▶ [AIM OF THE EXERCISE]: Retype all of the listing exactly, passing over any picture you find.

· · · · ·

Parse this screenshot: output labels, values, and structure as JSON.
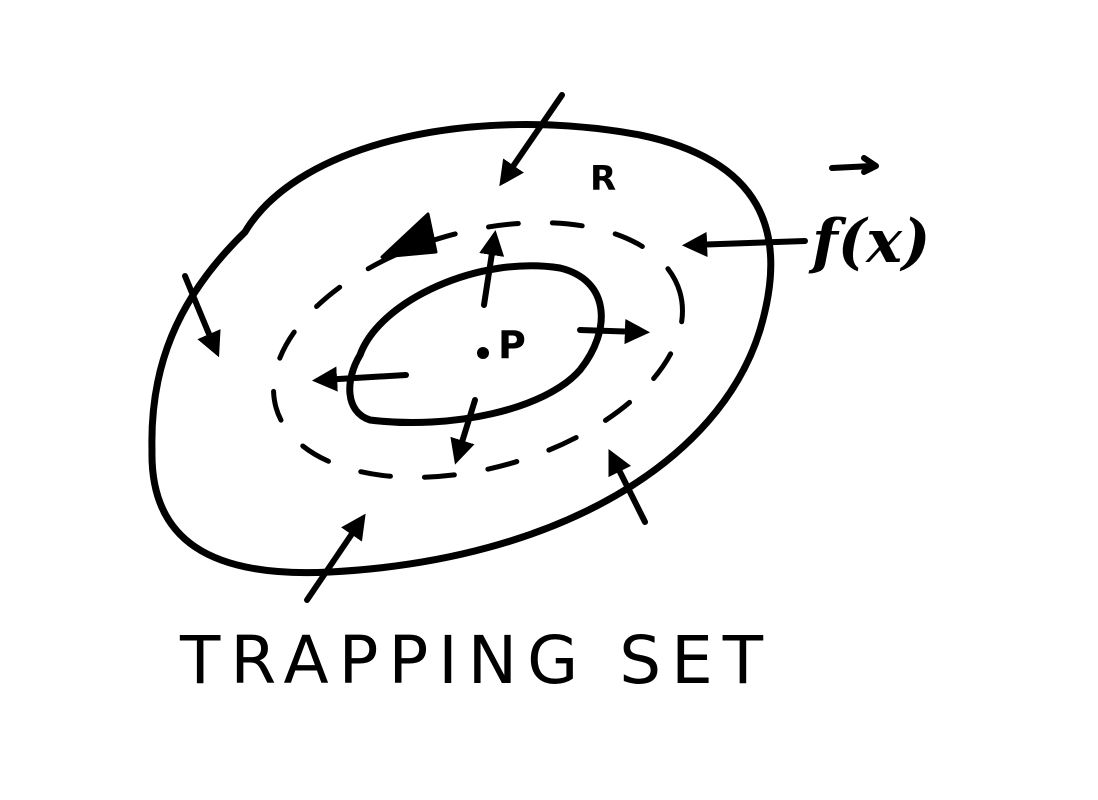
{
  "diagram": {
    "point_label": "P",
    "region_label": "R",
    "vector_field_label": "f(x)",
    "caption": "TRAPPING SET",
    "stroke_color": "#000000",
    "background_color": "#ffffff"
  }
}
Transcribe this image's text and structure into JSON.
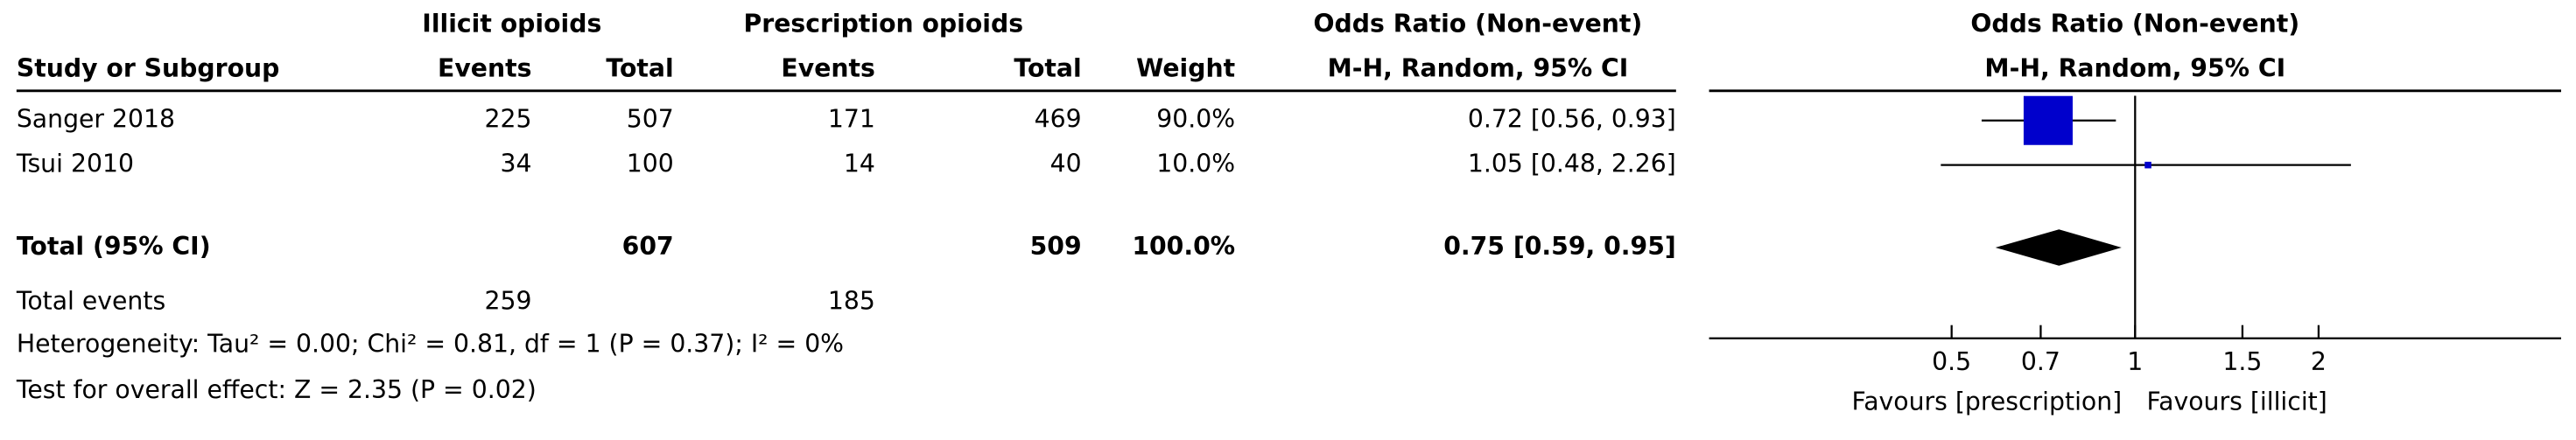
{
  "table": {
    "group_headers": [
      "Illicit opioids",
      "Prescription opioids",
      "Odds Ratio (Non-event)"
    ],
    "columns": [
      "Study or Subgroup",
      "Events",
      "Total",
      "Events",
      "Total",
      "Weight",
      "M-H, Random, 95% CI"
    ],
    "rows": [
      [
        "Sanger 2018",
        "225",
        "507",
        "171",
        "469",
        "90.0%",
        "0.72 [0.56, 0.93]"
      ],
      [
        "Tsui 2010",
        "34",
        "100",
        "14",
        "40",
        "10.0%",
        "1.05 [0.48, 2.26]"
      ]
    ],
    "total": [
      "Total (95% CI)",
      "607",
      "509",
      "100.0%",
      "0.75 [0.59, 0.95]"
    ],
    "total_events": [
      "Total events",
      "259",
      "185"
    ],
    "heterogeneity": "Heterogeneity: Tau² = 0.00; Chi² = 0.81, df = 1 (P = 0.37); I² = 0%",
    "overall_effect": "Test for overall effect: Z = 2.35 (P = 0.02)"
  },
  "chart_data": {
    "type": "forest",
    "title": "Odds Ratio (Non-event)",
    "subtitle": "M-H, Random, 95% CI",
    "log_scale": true,
    "xlim": [
      0.2,
      5
    ],
    "xticks": [
      0.5,
      0.7,
      1,
      1.5,
      2
    ],
    "color": "#0000cc",
    "studies": [
      {
        "estimate": 0.72,
        "ci": [
          0.56,
          0.93
        ],
        "weight": 90
      },
      {
        "estimate": 1.05,
        "ci": [
          0.48,
          2.26
        ],
        "weight": 10
      }
    ],
    "total": {
      "estimate": 0.75,
      "ci": [
        0.59,
        0.95
      ]
    },
    "favours": [
      "Favours [prescription]",
      "Favours [illicit]"
    ]
  }
}
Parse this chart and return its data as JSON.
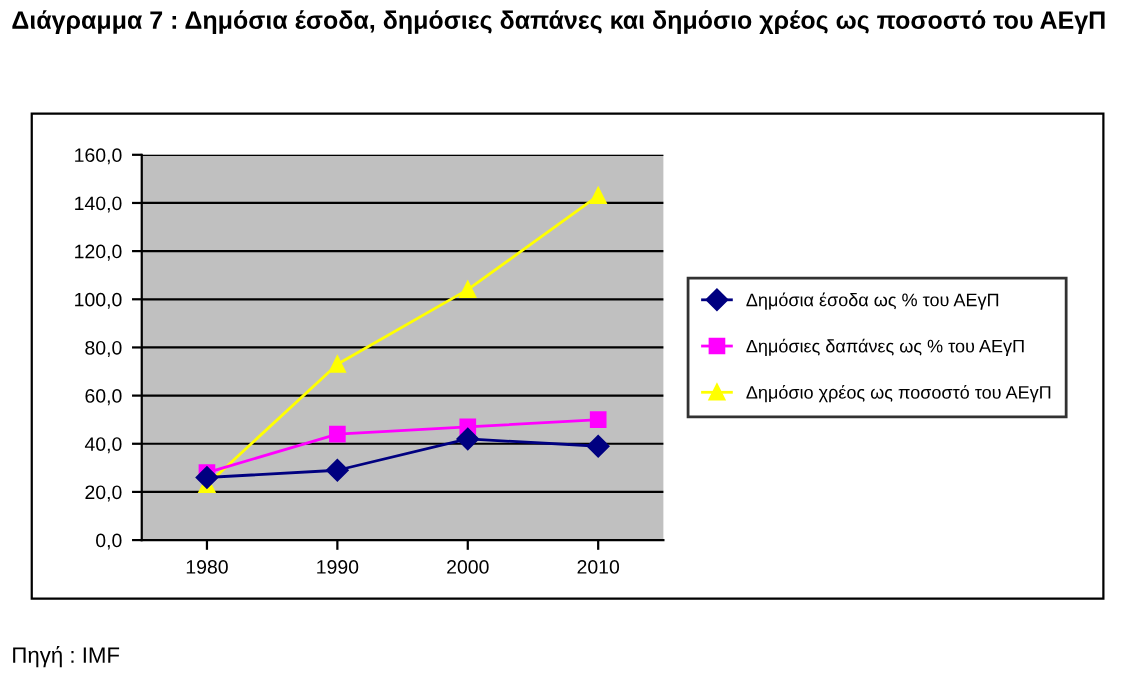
{
  "chart_data": {
    "type": "line",
    "title": "Διάγραμμα 7 : Δημόσια έσοδα, δημόσιες δαπάνες και δημόσιο χρέος ως ποσοστό του ΑΕγΠ",
    "categories": [
      "1980",
      "1990",
      "2000",
      "2010"
    ],
    "series": [
      {
        "name": "Δημόσια έσοδα ως % του ΑΕγΠ",
        "color": "#000080",
        "marker": "diamond",
        "values": [
          26,
          29,
          42,
          39
        ]
      },
      {
        "name": "Δημόσιες δαπάνες ως % του ΑΕγΠ",
        "color": "#ff00ff",
        "marker": "square",
        "values": [
          28,
          44,
          47,
          50
        ]
      },
      {
        "name": "Δημόσιο χρέος ως ποσοστό του ΑΕγΠ",
        "color": "#ffff00",
        "marker": "triangle",
        "values": [
          23,
          73,
          104,
          143
        ]
      }
    ],
    "ylim": [
      0,
      160
    ],
    "yticks": [
      {
        "value": 0,
        "label": "0,0"
      },
      {
        "value": 20,
        "label": "20,0"
      },
      {
        "value": 40,
        "label": "40,0"
      },
      {
        "value": 60,
        "label": "60,0"
      },
      {
        "value": 80,
        "label": "80,0"
      },
      {
        "value": 100,
        "label": "100,0"
      },
      {
        "value": 120,
        "label": "120,0"
      },
      {
        "value": 140,
        "label": "140,0"
      },
      {
        "value": 160,
        "label": "160,0"
      }
    ],
    "grid": "y",
    "legend": "right",
    "line_style": "solid",
    "annotations": [
      "Πηγή : IMF"
    ]
  }
}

· · · · ·

▶ [COMPLETED EXERCISE]:
Parse this screenshot: output labels, values, and structure as JSON.
{
  "diagram": {
    "point_label": "P",
    "region_label": "R",
    "vector_field_label": "f(x)",
    "caption": "TRAPPING SET",
    "stroke_color": "#000000",
    "background_color": "#ffffff"
  }
}
Transcribe this image's text and structure into JSON.
{
  "table": {
    "group_headers": [
      "Illicit opioids",
      "Prescription opioids",
      "Odds Ratio (Non-event)"
    ],
    "columns": [
      "Study or Subgroup",
      "Events",
      "Total",
      "Events",
      "Total",
      "Weight",
      "M-H, Random, 95% CI"
    ],
    "rows": [
      [
        "Sanger 2018",
        "225",
        "507",
        "171",
        "469",
        "90.0%",
        "0.72 [0.56, 0.93]"
      ],
      [
        "Tsui 2010",
        "34",
        "100",
        "14",
        "40",
        "10.0%",
        "1.05 [0.48, 2.26]"
      ]
    ],
    "total": [
      "Total (95% CI)",
      "607",
      "509",
      "100.0%",
      "0.75 [0.59, 0.95]"
    ],
    "total_events": [
      "Total events",
      "259",
      "185"
    ],
    "heterogeneity": "Heterogeneity: Tau² = 0.00; Chi² = 0.81, df = 1 (P = 0.37); I² = 0%",
    "overall_effect": "Test for overall effect: Z = 2.35 (P = 0.02)"
  },
  "chart_data": {
    "type": "forest",
    "title": "Odds Ratio (Non-event)",
    "subtitle": "M-H, Random, 95% CI",
    "log_scale": true,
    "xlim": [
      0.2,
      5
    ],
    "xticks": [
      0.5,
      0.7,
      1,
      1.5,
      2
    ],
    "color": "#0000cc",
    "studies": [
      {
        "estimate": 0.72,
        "ci": [
          0.56,
          0.93
        ],
        "weight": 90
      },
      {
        "estimate": 1.05,
        "ci": [
          0.48,
          2.26
        ],
        "weight": 10
      }
    ],
    "total": {
      "estimate": 0.75,
      "ci": [
        0.59,
        0.95
      ]
    },
    "favours": [
      "Favours [prescription]",
      "Favours [illicit]"
    ]
  }
}
Parse this chart and return its data as JSON.
{
  "chart_data": {
    "type": "line",
    "title": "Διάγραμμα 7 : Δημόσια έσοδα, δημόσιες δαπάνες και δημόσιο χρέος ως ποσοστό του ΑΕγΠ",
    "categories": [
      "1980",
      "1990",
      "2000",
      "2010"
    ],
    "series": [
      {
        "name": "Δημόσια έσοδα ως % του ΑΕγΠ",
        "color": "#000080",
        "marker": "diamond",
        "values": [
          26,
          29,
          42,
          39
        ]
      },
      {
        "name": "Δημόσιες δαπάνες ως % του ΑΕγΠ",
        "color": "#ff00ff",
        "marker": "square",
        "values": [
          28,
          44,
          47,
          50
        ]
      },
      {
        "name": "Δημόσιο χρέος ως ποσοστό του ΑΕγΠ",
        "color": "#ffff00",
        "marker": "triangle",
        "values": [
          23,
          73,
          104,
          143
        ]
      }
    ],
    "ylim": [
      0,
      160
    ],
    "yticks": [
      {
        "value": 0,
        "label": "0,0"
      },
      {
        "value": 20,
        "label": "20,0"
      },
      {
        "value": 40,
        "label": "40,0"
      },
      {
        "value": 60,
        "label": "60,0"
      },
      {
        "value": 80,
        "label": "80,0"
      },
      {
        "value": 100,
        "label": "100,0"
      },
      {
        "value": 120,
        "label": "120,0"
      },
      {
        "value": 140,
        "label": "140,0"
      },
      {
        "value": 160,
        "label": "160,0"
      }
    ],
    "grid": "y",
    "legend": "right",
    "line_style": "solid",
    "annotations": [
      "Πηγή : IMF"
    ]
  }
}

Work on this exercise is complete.